Set task
Your task is to transcribe the records exactly, skipping every image.

>> Begin Raw data

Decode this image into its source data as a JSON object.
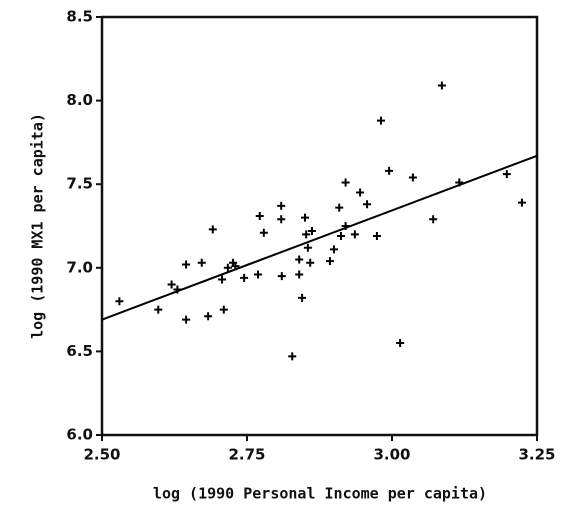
{
  "chart_data": {
    "type": "scatter",
    "xlabel": "log (1990 Personal Income per capita)",
    "ylabel": "log (1990 MX1 per capita)",
    "x": [
      2.53,
      2.597,
      2.62,
      2.63,
      2.645,
      2.645,
      2.672,
      2.683,
      2.691,
      2.707,
      2.71,
      2.717,
      2.726,
      2.73,
      2.745,
      2.769,
      2.772,
      2.779,
      2.809,
      2.809,
      2.81,
      2.828,
      2.84,
      2.84,
      2.845,
      2.85,
      2.852,
      2.855,
      2.859,
      2.862,
      2.893,
      2.9,
      2.909,
      2.912,
      2.92,
      2.92,
      2.936,
      2.945,
      2.957,
      2.974,
      2.981,
      2.995,
      3.014,
      3.036,
      3.071,
      3.086,
      3.116,
      3.198,
      3.224
    ],
    "values": [
      6.8,
      6.75,
      6.9,
      6.87,
      7.02,
      6.69,
      7.03,
      6.71,
      7.23,
      6.93,
      6.75,
      7.0,
      7.03,
      7.01,
      6.94,
      6.96,
      7.31,
      7.21,
      7.37,
      7.29,
      6.95,
      6.47,
      6.96,
      7.05,
      6.82,
      7.3,
      7.2,
      7.12,
      7.03,
      7.22,
      7.04,
      7.11,
      7.36,
      7.19,
      7.25,
      7.51,
      7.2,
      7.45,
      7.38,
      7.19,
      7.88,
      7.58,
      6.55,
      7.54,
      7.29,
      8.09,
      7.51,
      7.56,
      7.39
    ],
    "color": "#000000",
    "fit": {
      "x": [
        2.5,
        3.25
      ],
      "values": [
        6.69,
        7.67
      ]
    },
    "xlim": [
      2.5,
      3.25
    ],
    "ylim": [
      6.0,
      8.5
    ],
    "xticks": [
      {
        "value": 2.5,
        "label": "2.50"
      },
      2.75,
      {
        "value": 3.0,
        "label": "3.00"
      },
      3.25
    ],
    "yticks": [
      {
        "value": 6.0,
        "label": "6.0"
      },
      6.5,
      {
        "value": 7.0,
        "label": "7.0"
      },
      7.5,
      {
        "value": 8.0,
        "label": "8.0"
      },
      8.5
    ]
  }
}
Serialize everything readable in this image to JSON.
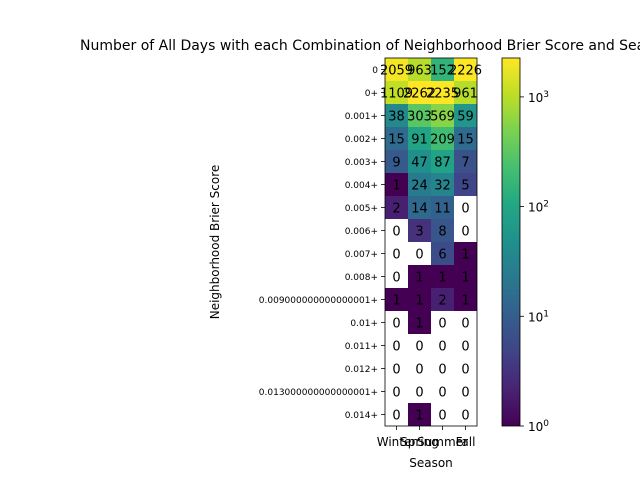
{
  "chart_data": {
    "type": "heatmap",
    "title": "Number of All Days with each Combination of Neighborhood Brier Score and Season",
    "xlabel": "Season",
    "ylabel": "Neighborhood Brier Score",
    "x_categories": [
      "Winter",
      "Spring",
      "Summer",
      "Fall"
    ],
    "y_categories": [
      "0",
      "0+",
      "0.001+",
      "0.002+",
      "0.003+",
      "0.004+",
      "0.005+",
      "0.006+",
      "0.007+",
      "0.008+",
      "0.009000000000000001+",
      "0.01+",
      "0.011+",
      "0.012+",
      "0.013000000000000001+",
      "0.014+"
    ],
    "values": [
      [
        2059,
        963,
        152,
        2226
      ],
      [
        1109,
        2262,
        2235,
        961
      ],
      [
        38,
        303,
        569,
        59
      ],
      [
        15,
        91,
        209,
        15
      ],
      [
        9,
        47,
        87,
        7
      ],
      [
        1,
        24,
        32,
        5
      ],
      [
        2,
        14,
        11,
        0
      ],
      [
        0,
        3,
        8,
        0
      ],
      [
        0,
        0,
        6,
        1
      ],
      [
        0,
        1,
        1,
        1
      ],
      [
        1,
        1,
        2,
        1
      ],
      [
        0,
        1,
        0,
        0
      ],
      [
        0,
        0,
        0,
        0
      ],
      [
        0,
        0,
        0,
        0
      ],
      [
        0,
        0,
        0,
        0
      ],
      [
        0,
        1,
        0,
        0
      ]
    ],
    "color_scale": "log",
    "colormap": "viridis",
    "color_range": [
      1,
      2262
    ],
    "colorbar_ticks": [
      "10^0",
      "10^1",
      "10^2",
      "10^3"
    ],
    "zero_color": "#ffffff"
  }
}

>> End Raw data

The result
Decode this image into its source data as a JSON object.
{
  "chart_data": {
    "type": "scatter",
    "xlabel": "log (1990 Personal Income per capita)",
    "ylabel": "log (1990 MX1 per capita)",
    "x": [
      2.53,
      2.597,
      2.62,
      2.63,
      2.645,
      2.645,
      2.672,
      2.683,
      2.691,
      2.707,
      2.71,
      2.717,
      2.726,
      2.73,
      2.745,
      2.769,
      2.772,
      2.779,
      2.809,
      2.809,
      2.81,
      2.828,
      2.84,
      2.84,
      2.845,
      2.85,
      2.852,
      2.855,
      2.859,
      2.862,
      2.893,
      2.9,
      2.909,
      2.912,
      2.92,
      2.92,
      2.936,
      2.945,
      2.957,
      2.974,
      2.981,
      2.995,
      3.014,
      3.036,
      3.071,
      3.086,
      3.116,
      3.198,
      3.224
    ],
    "values": [
      6.8,
      6.75,
      6.9,
      6.87,
      7.02,
      6.69,
      7.03,
      6.71,
      7.23,
      6.93,
      6.75,
      7.0,
      7.03,
      7.01,
      6.94,
      6.96,
      7.31,
      7.21,
      7.37,
      7.29,
      6.95,
      6.47,
      6.96,
      7.05,
      6.82,
      7.3,
      7.2,
      7.12,
      7.03,
      7.22,
      7.04,
      7.11,
      7.36,
      7.19,
      7.25,
      7.51,
      7.2,
      7.45,
      7.38,
      7.19,
      7.88,
      7.58,
      6.55,
      7.54,
      7.29,
      8.09,
      7.51,
      7.56,
      7.39
    ],
    "color": "#000000",
    "fit": {
      "x": [
        2.5,
        3.25
      ],
      "values": [
        6.69,
        7.67
      ]
    },
    "xlim": [
      2.5,
      3.25
    ],
    "ylim": [
      6.0,
      8.5
    ],
    "xticks": [
      {
        "value": 2.5,
        "label": "2.50"
      },
      2.75,
      {
        "value": 3.0,
        "label": "3.00"
      },
      3.25
    ],
    "yticks": [
      {
        "value": 6.0,
        "label": "6.0"
      },
      6.5,
      {
        "value": 7.0,
        "label": "7.0"
      },
      7.5,
      {
        "value": 8.0,
        "label": "8.0"
      },
      8.5
    ]
  }
}
Serialize everything readable in this image to JSON.
{
  "chart_data": {
    "type": "heatmap",
    "title": "Number of All Days with each Combination of Neighborhood Brier Score and Season",
    "xlabel": "Season",
    "ylabel": "Neighborhood Brier Score",
    "x_categories": [
      "Winter",
      "Spring",
      "Summer",
      "Fall"
    ],
    "y_categories": [
      "0",
      "0+",
      "0.001+",
      "0.002+",
      "0.003+",
      "0.004+",
      "0.005+",
      "0.006+",
      "0.007+",
      "0.008+",
      "0.009000000000000001+",
      "0.01+",
      "0.011+",
      "0.012+",
      "0.013000000000000001+",
      "0.014+"
    ],
    "values": [
      [
        2059,
        963,
        152,
        2226
      ],
      [
        1109,
        2262,
        2235,
        961
      ],
      [
        38,
        303,
        569,
        59
      ],
      [
        15,
        91,
        209,
        15
      ],
      [
        9,
        47,
        87,
        7
      ],
      [
        1,
        24,
        32,
        5
      ],
      [
        2,
        14,
        11,
        0
      ],
      [
        0,
        3,
        8,
        0
      ],
      [
        0,
        0,
        6,
        1
      ],
      [
        0,
        1,
        1,
        1
      ],
      [
        1,
        1,
        2,
        1
      ],
      [
        0,
        1,
        0,
        0
      ],
      [
        0,
        0,
        0,
        0
      ],
      [
        0,
        0,
        0,
        0
      ],
      [
        0,
        0,
        0,
        0
      ],
      [
        0,
        1,
        0,
        0
      ]
    ],
    "color_scale": "log",
    "colormap": "viridis",
    "color_range": [
      1,
      2262
    ],
    "colorbar_ticks": [
      "10^0",
      "10^1",
      "10^2",
      "10^3"
    ],
    "zero_color": "#ffffff"
  }
}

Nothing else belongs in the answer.